Stored data
○ ○ ○ ○ ○ ○ ○

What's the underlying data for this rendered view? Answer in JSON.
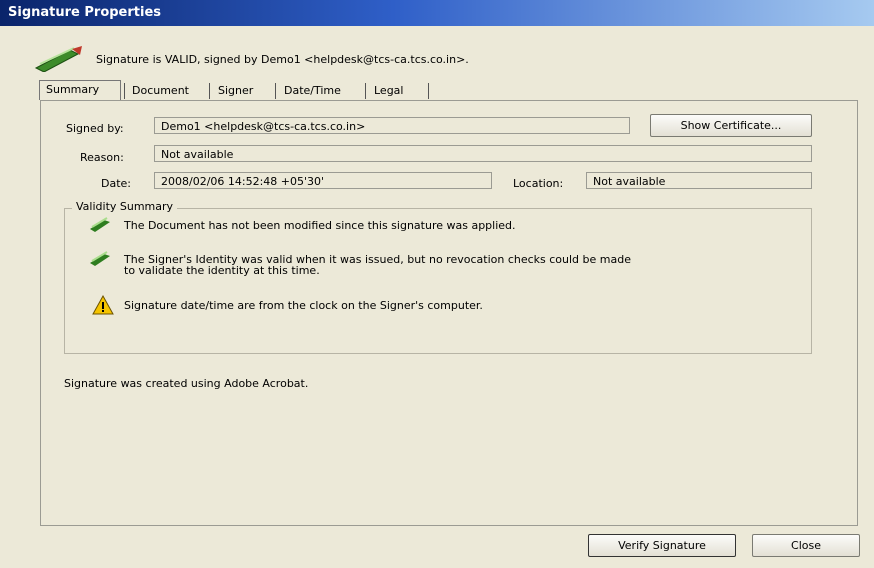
{
  "window": {
    "title": "Signature Properties"
  },
  "header": {
    "icon": "pen-signature-icon",
    "status_text": "Signature is VALID, signed by Demo1 <helpdesk@tcs-ca.tcs.co.in>."
  },
  "tabs": [
    {
      "label": "Summary",
      "selected": true
    },
    {
      "label": "Document"
    },
    {
      "label": "Signer"
    },
    {
      "label": "Date/Time"
    },
    {
      "label": "Legal"
    }
  ],
  "summary": {
    "signed_by_label": "Signed by:",
    "signed_by_value": "Demo1 <helpdesk@tcs-ca.tcs.co.in>",
    "show_certificate_label": "Show Certificate...",
    "reason_label": "Reason:",
    "reason_value": "Not available",
    "date_label": "Date:",
    "date_value": "2008/02/06 14:52:48 +05'30'",
    "location_label": "Location:",
    "location_value": "Not available"
  },
  "validity": {
    "title": "Validity Summary",
    "items": [
      {
        "icon": "green-check-pen-icon",
        "text": "The Document has not been modified since this signature was applied."
      },
      {
        "icon": "green-check-pen-icon",
        "text_line1": "The Signer's Identity was valid when it was issued, but no revocation checks could be made",
        "text_line2": "to validate the identity at this time."
      },
      {
        "icon": "warning-triangle-icon",
        "text": "Signature date/time are from the clock on the Signer's computer."
      }
    ]
  },
  "footer_note": "Signature was created using Adobe Acrobat.",
  "buttons": {
    "verify": "Verify Signature",
    "close": "Close"
  },
  "colors": {
    "titlebar": "#0a246a",
    "dialog_bg": "#ece9d8",
    "valid_green": "#2e7d1f",
    "warning_yellow": "#f5c400"
  }
}
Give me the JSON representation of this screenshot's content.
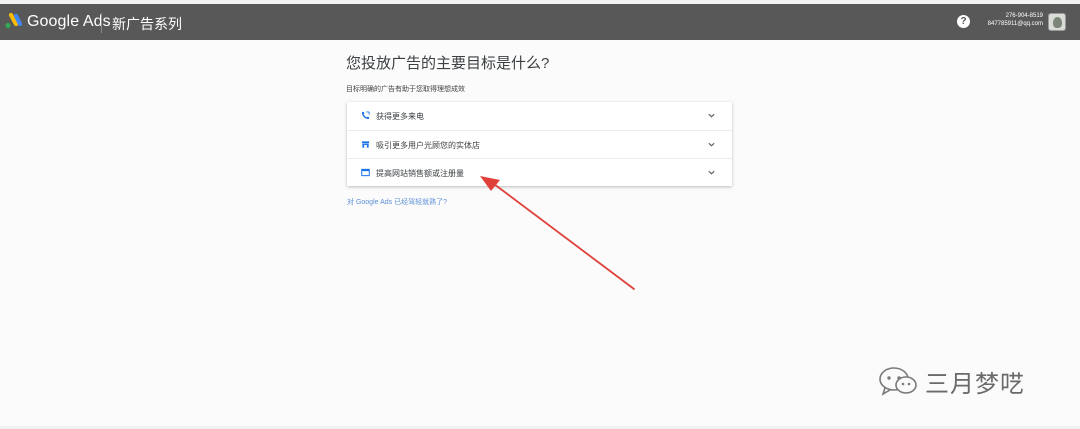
{
  "header": {
    "brand": "Google Ads",
    "campaign_title": "新广告系列",
    "help_glyph": "?",
    "account_phone": "276-904-8519",
    "account_email": "847785911@qq.com",
    "bar_color": "#585858"
  },
  "main": {
    "question": "您投放广告的主要目标是什么?",
    "subtitle": "目标明确的广告有助于您取得理想成效",
    "options": [
      {
        "label": "获得更多来电",
        "icon": "phone-icon"
      },
      {
        "label": "吸引更多用户光顾您的实体店",
        "icon": "store-icon"
      },
      {
        "label": "提高网站销售额或注册量",
        "icon": "website-icon"
      }
    ],
    "expert_link": "对 Google Ads 已经驾轻就熟了?"
  },
  "annotation": {
    "arrow_color": "#e0403a"
  },
  "watermark": {
    "text": "三月梦呓",
    "icon": "wechat-icon"
  }
}
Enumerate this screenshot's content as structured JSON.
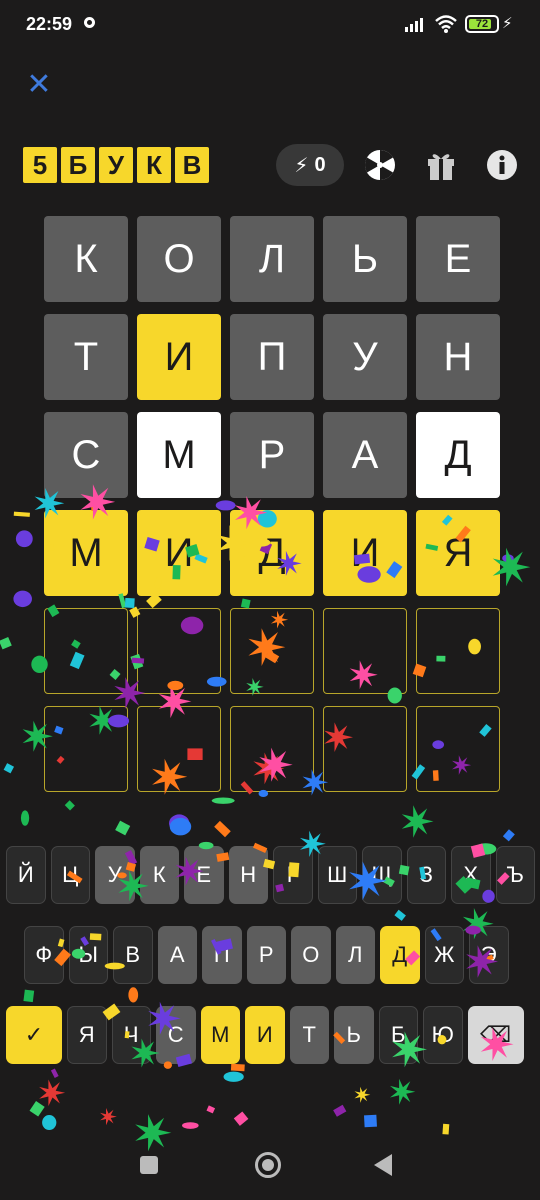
{
  "status": {
    "time": "22:59",
    "battery": "72"
  },
  "logo": [
    "5",
    "Б",
    "У",
    "К",
    "В"
  ],
  "hints": {
    "count": "0"
  },
  "board": [
    [
      {
        "l": "К",
        "s": "gray"
      },
      {
        "l": "О",
        "s": "gray"
      },
      {
        "l": "Л",
        "s": "gray"
      },
      {
        "l": "Ь",
        "s": "gray"
      },
      {
        "l": "Е",
        "s": "gray"
      }
    ],
    [
      {
        "l": "Т",
        "s": "gray"
      },
      {
        "l": "И",
        "s": "yellow"
      },
      {
        "l": "П",
        "s": "gray"
      },
      {
        "l": "У",
        "s": "gray"
      },
      {
        "l": "Н",
        "s": "gray"
      }
    ],
    [
      {
        "l": "С",
        "s": "gray"
      },
      {
        "l": "М",
        "s": "white"
      },
      {
        "l": "Р",
        "s": "gray"
      },
      {
        "l": "А",
        "s": "gray"
      },
      {
        "l": "Д",
        "s": "white"
      }
    ],
    [
      {
        "l": "М",
        "s": "yellow"
      },
      {
        "l": "И",
        "s": "yellow"
      },
      {
        "l": "Д",
        "s": "yellow"
      },
      {
        "l": "И",
        "s": "yellow"
      },
      {
        "l": "Я",
        "s": "yellow"
      }
    ],
    [
      {
        "l": "",
        "s": "empty"
      },
      {
        "l": "",
        "s": "empty"
      },
      {
        "l": "",
        "s": "empty"
      },
      {
        "l": "",
        "s": "empty"
      },
      {
        "l": "",
        "s": "empty"
      }
    ],
    [
      {
        "l": "",
        "s": "empty"
      },
      {
        "l": "",
        "s": "empty"
      },
      {
        "l": "",
        "s": "empty"
      },
      {
        "l": "",
        "s": "empty"
      },
      {
        "l": "",
        "s": "empty"
      }
    ]
  ],
  "keyboard": {
    "row1": [
      {
        "l": "Й",
        "s": "dark"
      },
      {
        "l": "Ц",
        "s": "dark"
      },
      {
        "l": "У",
        "s": "gray"
      },
      {
        "l": "К",
        "s": "gray"
      },
      {
        "l": "Е",
        "s": "gray"
      },
      {
        "l": "Н",
        "s": "gray"
      },
      {
        "l": "Г",
        "s": "dark"
      },
      {
        "l": "Ш",
        "s": "dark"
      },
      {
        "l": "Щ",
        "s": "dark"
      },
      {
        "l": "З",
        "s": "dark"
      },
      {
        "l": "Х",
        "s": "dark"
      },
      {
        "l": "Ъ",
        "s": "dark"
      }
    ],
    "row2": [
      {
        "l": "Ф",
        "s": "dark"
      },
      {
        "l": "Ы",
        "s": "dark"
      },
      {
        "l": "В",
        "s": "dark"
      },
      {
        "l": "А",
        "s": "gray"
      },
      {
        "l": "П",
        "s": "gray"
      },
      {
        "l": "Р",
        "s": "gray"
      },
      {
        "l": "О",
        "s": "gray"
      },
      {
        "l": "Л",
        "s": "gray"
      },
      {
        "l": "Д",
        "s": "yellow"
      },
      {
        "l": "Ж",
        "s": "dark"
      },
      {
        "l": "Э",
        "s": "dark"
      }
    ],
    "row3": [
      {
        "l": "✓",
        "s": "yellow",
        "icon": "check-icon",
        "wide": true
      },
      {
        "l": "Я",
        "s": "dark"
      },
      {
        "l": "Ч",
        "s": "dark"
      },
      {
        "l": "С",
        "s": "gray"
      },
      {
        "l": "М",
        "s": "yellow"
      },
      {
        "l": "И",
        "s": "yellow"
      },
      {
        "l": "Т",
        "s": "gray"
      },
      {
        "l": "Ь",
        "s": "gray"
      },
      {
        "l": "Б",
        "s": "dark"
      },
      {
        "l": "Ю",
        "s": "dark"
      },
      {
        "l": "⌫",
        "s": "light",
        "icon": "backspace-icon",
        "wide": true
      }
    ]
  },
  "colors": {
    "yellow": "#f7d72b",
    "gray": "#5d5d5d",
    "bg": "#1c1b1b",
    "accent": "#3f7bde"
  }
}
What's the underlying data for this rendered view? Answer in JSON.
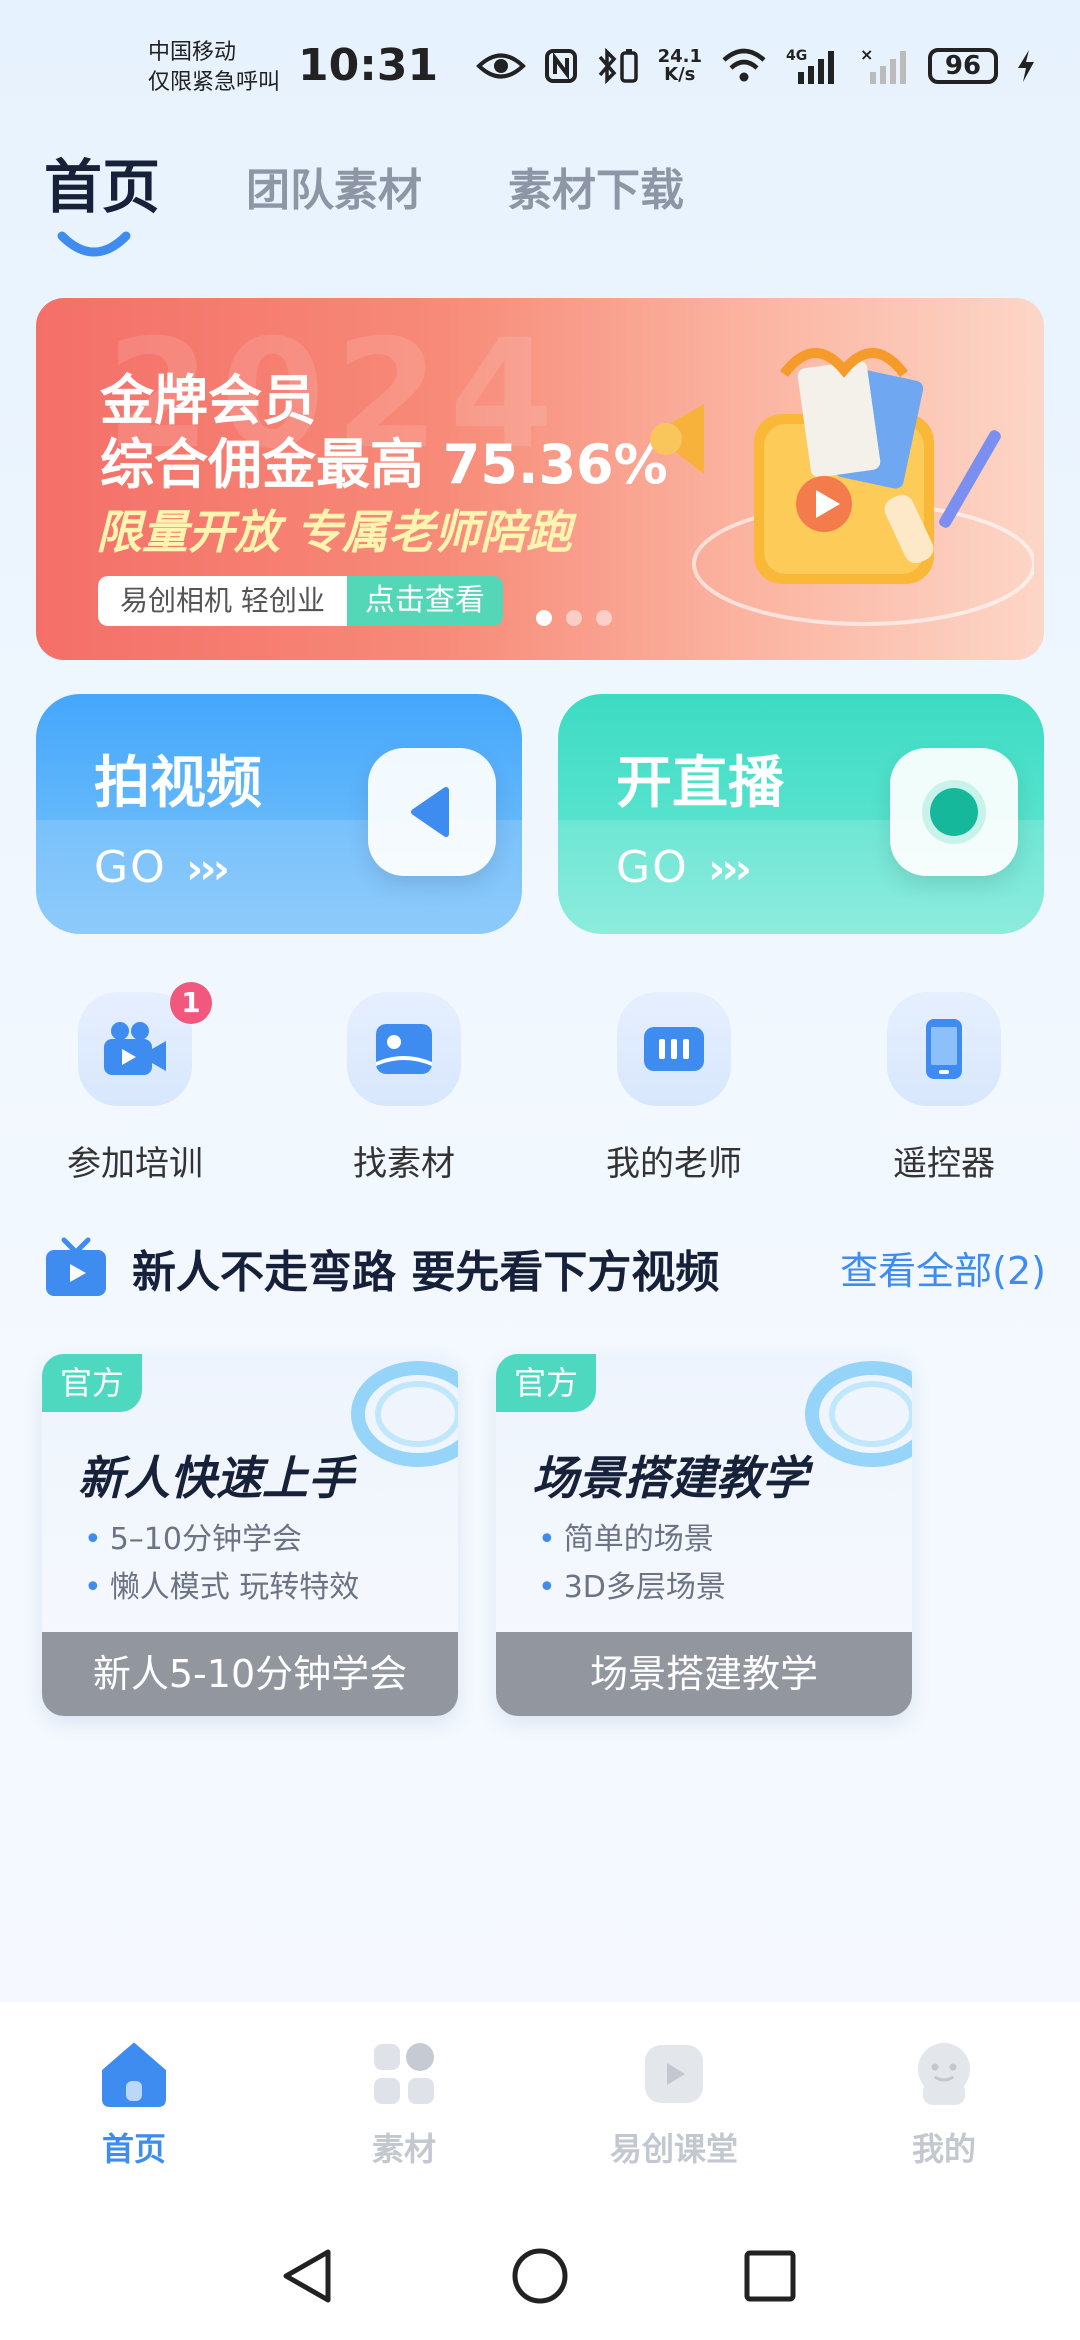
{
  "status_bar": {
    "carrier_line1": "中国移动",
    "carrier_line2": "仅限紧急呼叫",
    "time": "10:31",
    "net_speed_top": "24.1",
    "net_speed_bottom": "K/s",
    "network_type": "4G",
    "battery": "96"
  },
  "top_tabs": [
    {
      "label": "首页",
      "active": true
    },
    {
      "label": "团队素材",
      "active": false
    },
    {
      "label": "素材下载",
      "active": false
    }
  ],
  "banner": {
    "line1": "金牌会员",
    "line2": "综合佣金最高 75.36%",
    "line3": "限量开放 专属老师陪跑",
    "pill_left": "易创相机 轻创业",
    "pill_right": "点击查看",
    "watermark": "2024",
    "dots": 3,
    "active_dot": 0
  },
  "actions": [
    {
      "title": "拍视频",
      "go": "GO",
      "arrows": "›››"
    },
    {
      "title": "开直播",
      "go": "GO",
      "arrows": "›››"
    }
  ],
  "quick_items": [
    {
      "label": "参加培训",
      "icon": "video-camera-icon",
      "badge": "1"
    },
    {
      "label": "找素材",
      "icon": "picture-icon",
      "badge": ""
    },
    {
      "label": "我的老师",
      "icon": "teacher-icon",
      "badge": ""
    },
    {
      "label": "遥控器",
      "icon": "phone-remote-icon",
      "badge": ""
    }
  ],
  "section": {
    "title": "新人不走弯路 要先看下方视频",
    "more": "查看全部(2)"
  },
  "videos": [
    {
      "tag": "官方",
      "headline": "新人快速上手",
      "bullets": [
        "5–10分钟学会",
        "懒人模式 玩转特效"
      ],
      "caption": "新人5-10分钟学会"
    },
    {
      "tag": "官方",
      "headline": "场景搭建教学",
      "bullets": [
        "简单的场景",
        "3D多层场景"
      ],
      "caption": "场景搭建教学"
    }
  ],
  "bottom_nav": [
    {
      "label": "首页",
      "icon": "home-icon",
      "active": true
    },
    {
      "label": "素材",
      "icon": "grid-icon",
      "active": false
    },
    {
      "label": "易创课堂",
      "icon": "play-class-icon",
      "active": false
    },
    {
      "label": "我的",
      "icon": "profile-icon",
      "active": false
    }
  ],
  "colors": {
    "accent": "#3f8cf1",
    "teal": "#4fd8c0",
    "badge": "#f2577e",
    "banner_start": "#f46f68",
    "text_dark": "#17203a",
    "inactive": "#c3c7cf"
  }
}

○ ○ ○ ○ ○ ○ ○

§ GOAL OF THE EXERCISE: Of the lines in the material, how many contain the word "JSON"? Reply with the number and nothing else.

§ SOLUTION: 4